> _Request_
Extract the full set of records that follows, word for word.

=== Material provided ===

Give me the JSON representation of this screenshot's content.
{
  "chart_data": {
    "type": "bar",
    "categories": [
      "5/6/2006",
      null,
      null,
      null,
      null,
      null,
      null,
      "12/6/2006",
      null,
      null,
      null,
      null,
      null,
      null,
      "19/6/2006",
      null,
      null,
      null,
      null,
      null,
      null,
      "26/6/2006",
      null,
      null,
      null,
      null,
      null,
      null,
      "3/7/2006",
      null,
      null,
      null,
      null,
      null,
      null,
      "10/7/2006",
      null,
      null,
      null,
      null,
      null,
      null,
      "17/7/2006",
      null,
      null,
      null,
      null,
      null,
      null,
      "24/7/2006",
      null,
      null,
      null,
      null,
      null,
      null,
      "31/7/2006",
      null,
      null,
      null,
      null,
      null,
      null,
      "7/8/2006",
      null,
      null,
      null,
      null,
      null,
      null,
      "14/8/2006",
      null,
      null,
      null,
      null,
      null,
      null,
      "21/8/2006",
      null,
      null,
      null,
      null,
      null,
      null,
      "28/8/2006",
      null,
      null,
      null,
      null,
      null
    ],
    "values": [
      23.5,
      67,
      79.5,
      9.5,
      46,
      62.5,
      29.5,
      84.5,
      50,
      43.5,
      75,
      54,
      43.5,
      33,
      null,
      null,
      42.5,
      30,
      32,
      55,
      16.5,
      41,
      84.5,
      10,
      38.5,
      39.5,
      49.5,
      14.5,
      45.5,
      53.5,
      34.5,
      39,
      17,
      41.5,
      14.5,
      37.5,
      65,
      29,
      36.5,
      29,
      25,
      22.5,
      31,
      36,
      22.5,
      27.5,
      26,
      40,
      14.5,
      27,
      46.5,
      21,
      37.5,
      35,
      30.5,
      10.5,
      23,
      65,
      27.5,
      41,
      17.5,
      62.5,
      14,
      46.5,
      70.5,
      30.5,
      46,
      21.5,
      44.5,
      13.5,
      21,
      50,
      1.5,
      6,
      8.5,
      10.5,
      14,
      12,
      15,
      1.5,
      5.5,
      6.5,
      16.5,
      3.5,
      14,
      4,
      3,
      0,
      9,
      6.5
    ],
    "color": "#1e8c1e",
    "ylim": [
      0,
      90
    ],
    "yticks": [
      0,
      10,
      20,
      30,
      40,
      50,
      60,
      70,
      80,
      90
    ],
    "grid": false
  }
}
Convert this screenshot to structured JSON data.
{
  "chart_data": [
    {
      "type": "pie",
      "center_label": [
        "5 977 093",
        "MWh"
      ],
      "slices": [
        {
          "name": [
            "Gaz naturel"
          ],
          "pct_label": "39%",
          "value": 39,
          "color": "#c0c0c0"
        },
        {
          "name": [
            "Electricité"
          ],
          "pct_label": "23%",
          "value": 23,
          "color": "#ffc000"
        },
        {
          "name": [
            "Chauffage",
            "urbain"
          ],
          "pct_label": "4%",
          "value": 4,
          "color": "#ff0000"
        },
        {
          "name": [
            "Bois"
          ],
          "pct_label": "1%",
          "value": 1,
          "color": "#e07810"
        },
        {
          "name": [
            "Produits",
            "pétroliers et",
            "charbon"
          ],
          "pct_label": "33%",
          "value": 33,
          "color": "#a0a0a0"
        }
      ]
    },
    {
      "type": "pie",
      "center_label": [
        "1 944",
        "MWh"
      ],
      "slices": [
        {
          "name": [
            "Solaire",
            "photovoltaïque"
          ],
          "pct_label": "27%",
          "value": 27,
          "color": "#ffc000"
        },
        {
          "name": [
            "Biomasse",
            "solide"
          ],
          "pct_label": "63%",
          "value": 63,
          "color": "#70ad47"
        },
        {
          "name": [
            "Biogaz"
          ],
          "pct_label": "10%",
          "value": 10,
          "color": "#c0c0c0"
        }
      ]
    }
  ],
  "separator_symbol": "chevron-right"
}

===

> _Completed exercise_
Give me the JSON representation of this screenshot's content.
{
  "chart_data": {
    "type": "bar",
    "categories": [
      "5/6/2006",
      null,
      null,
      null,
      null,
      null,
      null,
      "12/6/2006",
      null,
      null,
      null,
      null,
      null,
      null,
      "19/6/2006",
      null,
      null,
      null,
      null,
      null,
      null,
      "26/6/2006",
      null,
      null,
      null,
      null,
      null,
      null,
      "3/7/2006",
      null,
      null,
      null,
      null,
      null,
      null,
      "10/7/2006",
      null,
      null,
      null,
      null,
      null,
      null,
      "17/7/2006",
      null,
      null,
      null,
      null,
      null,
      null,
      "24/7/2006",
      null,
      null,
      null,
      null,
      null,
      null,
      "31/7/2006",
      null,
      null,
      null,
      null,
      null,
      null,
      "7/8/2006",
      null,
      null,
      null,
      null,
      null,
      null,
      "14/8/2006",
      null,
      null,
      null,
      null,
      null,
      null,
      "21/8/2006",
      null,
      null,
      null,
      null,
      null,
      null,
      "28/8/2006",
      null,
      null,
      null,
      null,
      null
    ],
    "values": [
      23.5,
      67,
      79.5,
      9.5,
      46,
      62.5,
      29.5,
      84.5,
      50,
      43.5,
      75,
      54,
      43.5,
      33,
      null,
      null,
      42.5,
      30,
      32,
      55,
      16.5,
      41,
      84.5,
      10,
      38.5,
      39.5,
      49.5,
      14.5,
      45.5,
      53.5,
      34.5,
      39,
      17,
      41.5,
      14.5,
      37.5,
      65,
      29,
      36.5,
      29,
      25,
      22.5,
      31,
      36,
      22.5,
      27.5,
      26,
      40,
      14.5,
      27,
      46.5,
      21,
      37.5,
      35,
      30.5,
      10.5,
      23,
      65,
      27.5,
      41,
      17.5,
      62.5,
      14,
      46.5,
      70.5,
      30.5,
      46,
      21.5,
      44.5,
      13.5,
      21,
      50,
      1.5,
      6,
      8.5,
      10.5,
      14,
      12,
      15,
      1.5,
      5.5,
      6.5,
      16.5,
      3.5,
      14,
      4,
      3,
      0,
      9,
      6.5
    ],
    "color": "#1e8c1e",
    "ylim": [
      0,
      90
    ],
    "yticks": [
      0,
      10,
      20,
      30,
      40,
      50,
      60,
      70,
      80,
      90
    ],
    "grid": false
  }
}
Convert this screenshot to structured JSON data.
{
  "chart_data": [
    {
      "type": "pie",
      "center_label": [
        "5 977 093",
        "MWh"
      ],
      "slices": [
        {
          "name": [
            "Gaz naturel"
          ],
          "pct_label": "39%",
          "value": 39,
          "color": "#c0c0c0"
        },
        {
          "name": [
            "Electricité"
          ],
          "pct_label": "23%",
          "value": 23,
          "color": "#ffc000"
        },
        {
          "name": [
            "Chauffage",
            "urbain"
          ],
          "pct_label": "4%",
          "value": 4,
          "color": "#ff0000"
        },
        {
          "name": [
            "Bois"
          ],
          "pct_label": "1%",
          "value": 1,
          "color": "#e07810"
        },
        {
          "name": [
            "Produits",
            "pétroliers et",
            "charbon"
          ],
          "pct_label": "33%",
          "value": 33,
          "color": "#a0a0a0"
        }
      ]
    },
    {
      "type": "pie",
      "center_label": [
        "1 944",
        "MWh"
      ],
      "slices": [
        {
          "name": [
            "Solaire",
            "photovoltaïque"
          ],
          "pct_label": "27%",
          "value": 27,
          "color": "#ffc000"
        },
        {
          "name": [
            "Biomasse",
            "solide"
          ],
          "pct_label": "63%",
          "value": 63,
          "color": "#70ad47"
        },
        {
          "name": [
            "Biogaz"
          ],
          "pct_label": "10%",
          "value": 10,
          "color": "#c0c0c0"
        }
      ]
    }
  ],
  "separator_symbol": "chevron-right"
}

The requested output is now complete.